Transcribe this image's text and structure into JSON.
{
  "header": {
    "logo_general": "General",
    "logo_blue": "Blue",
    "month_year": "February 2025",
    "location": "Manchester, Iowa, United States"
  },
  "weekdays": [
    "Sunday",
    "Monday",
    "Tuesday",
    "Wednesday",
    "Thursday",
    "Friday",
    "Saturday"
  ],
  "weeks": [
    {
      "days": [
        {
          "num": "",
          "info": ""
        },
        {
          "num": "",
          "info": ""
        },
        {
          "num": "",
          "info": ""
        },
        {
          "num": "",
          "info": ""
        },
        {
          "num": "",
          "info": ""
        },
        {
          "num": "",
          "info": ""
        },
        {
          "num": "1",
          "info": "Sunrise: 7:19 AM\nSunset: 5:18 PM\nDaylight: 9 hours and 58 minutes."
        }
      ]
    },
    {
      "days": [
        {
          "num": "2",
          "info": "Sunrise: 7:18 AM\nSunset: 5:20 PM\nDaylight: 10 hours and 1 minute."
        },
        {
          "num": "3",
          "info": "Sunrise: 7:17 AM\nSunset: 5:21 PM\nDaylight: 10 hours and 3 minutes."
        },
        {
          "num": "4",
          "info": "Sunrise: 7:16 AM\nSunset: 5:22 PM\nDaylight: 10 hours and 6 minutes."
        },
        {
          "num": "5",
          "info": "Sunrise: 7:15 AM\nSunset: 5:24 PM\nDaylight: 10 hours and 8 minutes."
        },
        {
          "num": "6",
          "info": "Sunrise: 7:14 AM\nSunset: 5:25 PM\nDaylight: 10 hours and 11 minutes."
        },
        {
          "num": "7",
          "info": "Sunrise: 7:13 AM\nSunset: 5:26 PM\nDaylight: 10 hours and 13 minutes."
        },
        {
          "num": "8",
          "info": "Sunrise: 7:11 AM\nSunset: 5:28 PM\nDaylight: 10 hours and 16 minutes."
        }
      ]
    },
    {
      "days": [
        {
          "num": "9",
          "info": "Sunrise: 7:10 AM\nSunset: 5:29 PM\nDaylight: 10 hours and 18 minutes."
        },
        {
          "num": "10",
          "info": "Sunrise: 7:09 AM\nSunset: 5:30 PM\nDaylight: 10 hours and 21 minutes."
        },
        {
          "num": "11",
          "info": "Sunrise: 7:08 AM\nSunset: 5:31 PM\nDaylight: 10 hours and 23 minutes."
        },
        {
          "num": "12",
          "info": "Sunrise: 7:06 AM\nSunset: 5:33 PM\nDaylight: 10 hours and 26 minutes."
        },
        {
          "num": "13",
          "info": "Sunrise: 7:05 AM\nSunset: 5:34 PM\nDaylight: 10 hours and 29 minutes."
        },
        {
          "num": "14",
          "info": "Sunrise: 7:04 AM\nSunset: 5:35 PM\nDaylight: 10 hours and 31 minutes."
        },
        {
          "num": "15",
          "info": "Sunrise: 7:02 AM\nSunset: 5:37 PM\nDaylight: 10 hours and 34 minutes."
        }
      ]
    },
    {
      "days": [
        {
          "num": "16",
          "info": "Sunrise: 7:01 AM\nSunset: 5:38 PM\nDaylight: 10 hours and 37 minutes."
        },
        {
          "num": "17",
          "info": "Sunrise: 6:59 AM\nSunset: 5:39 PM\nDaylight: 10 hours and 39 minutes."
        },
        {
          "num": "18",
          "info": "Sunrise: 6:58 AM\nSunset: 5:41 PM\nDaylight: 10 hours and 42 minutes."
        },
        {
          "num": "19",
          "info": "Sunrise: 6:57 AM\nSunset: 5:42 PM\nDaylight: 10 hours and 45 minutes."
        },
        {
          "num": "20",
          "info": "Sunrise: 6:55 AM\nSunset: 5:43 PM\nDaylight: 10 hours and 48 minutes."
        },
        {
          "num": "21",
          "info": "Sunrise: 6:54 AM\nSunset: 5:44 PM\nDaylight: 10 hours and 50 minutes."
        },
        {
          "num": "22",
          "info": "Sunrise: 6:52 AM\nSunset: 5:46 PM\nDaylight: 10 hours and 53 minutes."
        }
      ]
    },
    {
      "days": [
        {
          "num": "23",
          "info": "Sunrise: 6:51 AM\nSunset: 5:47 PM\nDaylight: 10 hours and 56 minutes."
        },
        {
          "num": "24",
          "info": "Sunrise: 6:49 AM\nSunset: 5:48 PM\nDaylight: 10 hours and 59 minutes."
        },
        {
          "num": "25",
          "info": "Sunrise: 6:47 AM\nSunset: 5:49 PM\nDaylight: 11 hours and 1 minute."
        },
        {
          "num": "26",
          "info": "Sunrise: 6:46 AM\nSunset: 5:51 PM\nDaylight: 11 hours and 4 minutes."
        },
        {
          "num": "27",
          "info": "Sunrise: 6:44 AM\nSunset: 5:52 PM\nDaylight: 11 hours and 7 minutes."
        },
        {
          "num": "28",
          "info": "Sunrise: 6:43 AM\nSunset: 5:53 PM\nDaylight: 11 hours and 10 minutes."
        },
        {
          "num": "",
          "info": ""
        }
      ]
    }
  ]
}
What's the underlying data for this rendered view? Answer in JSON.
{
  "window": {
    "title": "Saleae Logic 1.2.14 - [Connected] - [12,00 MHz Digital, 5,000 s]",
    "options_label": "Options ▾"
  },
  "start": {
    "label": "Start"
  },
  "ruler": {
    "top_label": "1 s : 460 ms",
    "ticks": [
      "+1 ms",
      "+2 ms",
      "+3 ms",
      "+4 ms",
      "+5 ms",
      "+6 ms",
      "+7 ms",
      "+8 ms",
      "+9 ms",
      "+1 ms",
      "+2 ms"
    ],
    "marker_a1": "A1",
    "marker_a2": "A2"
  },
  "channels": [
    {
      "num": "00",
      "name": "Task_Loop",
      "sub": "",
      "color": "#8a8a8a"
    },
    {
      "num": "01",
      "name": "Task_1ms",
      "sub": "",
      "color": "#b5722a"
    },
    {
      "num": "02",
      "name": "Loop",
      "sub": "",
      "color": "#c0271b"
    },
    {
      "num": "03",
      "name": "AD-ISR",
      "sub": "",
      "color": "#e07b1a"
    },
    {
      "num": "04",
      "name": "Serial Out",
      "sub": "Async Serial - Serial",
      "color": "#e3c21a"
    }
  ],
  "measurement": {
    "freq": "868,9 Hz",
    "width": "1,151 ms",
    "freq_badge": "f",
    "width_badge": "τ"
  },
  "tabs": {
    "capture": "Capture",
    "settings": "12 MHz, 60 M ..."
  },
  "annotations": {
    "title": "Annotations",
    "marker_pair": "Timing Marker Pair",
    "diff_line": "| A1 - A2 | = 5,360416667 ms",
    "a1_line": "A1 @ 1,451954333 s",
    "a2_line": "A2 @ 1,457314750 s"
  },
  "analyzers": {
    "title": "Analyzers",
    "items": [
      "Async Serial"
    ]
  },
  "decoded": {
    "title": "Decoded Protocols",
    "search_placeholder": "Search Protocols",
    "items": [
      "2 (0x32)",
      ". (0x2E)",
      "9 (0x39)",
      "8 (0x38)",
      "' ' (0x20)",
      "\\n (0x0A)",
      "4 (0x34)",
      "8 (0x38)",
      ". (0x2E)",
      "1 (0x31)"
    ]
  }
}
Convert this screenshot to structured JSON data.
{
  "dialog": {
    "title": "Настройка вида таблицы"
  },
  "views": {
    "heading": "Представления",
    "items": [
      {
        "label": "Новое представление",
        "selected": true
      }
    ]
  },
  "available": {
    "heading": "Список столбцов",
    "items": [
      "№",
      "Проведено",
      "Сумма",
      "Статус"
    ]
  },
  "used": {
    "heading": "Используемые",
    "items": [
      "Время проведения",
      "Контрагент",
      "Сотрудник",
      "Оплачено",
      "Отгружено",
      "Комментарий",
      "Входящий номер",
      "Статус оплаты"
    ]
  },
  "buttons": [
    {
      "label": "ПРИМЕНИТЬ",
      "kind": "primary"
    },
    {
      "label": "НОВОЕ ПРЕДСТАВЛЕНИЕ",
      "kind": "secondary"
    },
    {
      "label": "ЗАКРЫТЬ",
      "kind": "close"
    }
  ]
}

# Do this:
Copy only this span: the line that contains "Convert this screenshot", the last line, and every line between them.

# Response below:
Convert this screenshot to structured JSON data.
{
  "dialog": {
    "title": "Настройка вида таблицы"
  },
  "views": {
    "heading": "Представления",
    "items": [
      {
        "label": "Новое представление",
        "selected": true
      }
    ]
  },
  "available": {
    "heading": "Список столбцов",
    "items": [
      "№",
      "Проведено",
      "Сумма",
      "Статус"
    ]
  },
  "used": {
    "heading": "Используемые",
    "items": [
      "Время проведения",
      "Контрагент",
      "Сотрудник",
      "Оплачено",
      "Отгружено",
      "Комментарий",
      "Входящий номер",
      "Статус оплаты"
    ]
  },
  "buttons": [
    {
      "label": "ПРИМЕНИТЬ",
      "kind": "primary"
    },
    {
      "label": "НОВОЕ ПРЕДСТАВЛЕНИЕ",
      "kind": "secondary"
    },
    {
      "label": "ЗАКРЫТЬ",
      "kind": "close"
    }
  ]
}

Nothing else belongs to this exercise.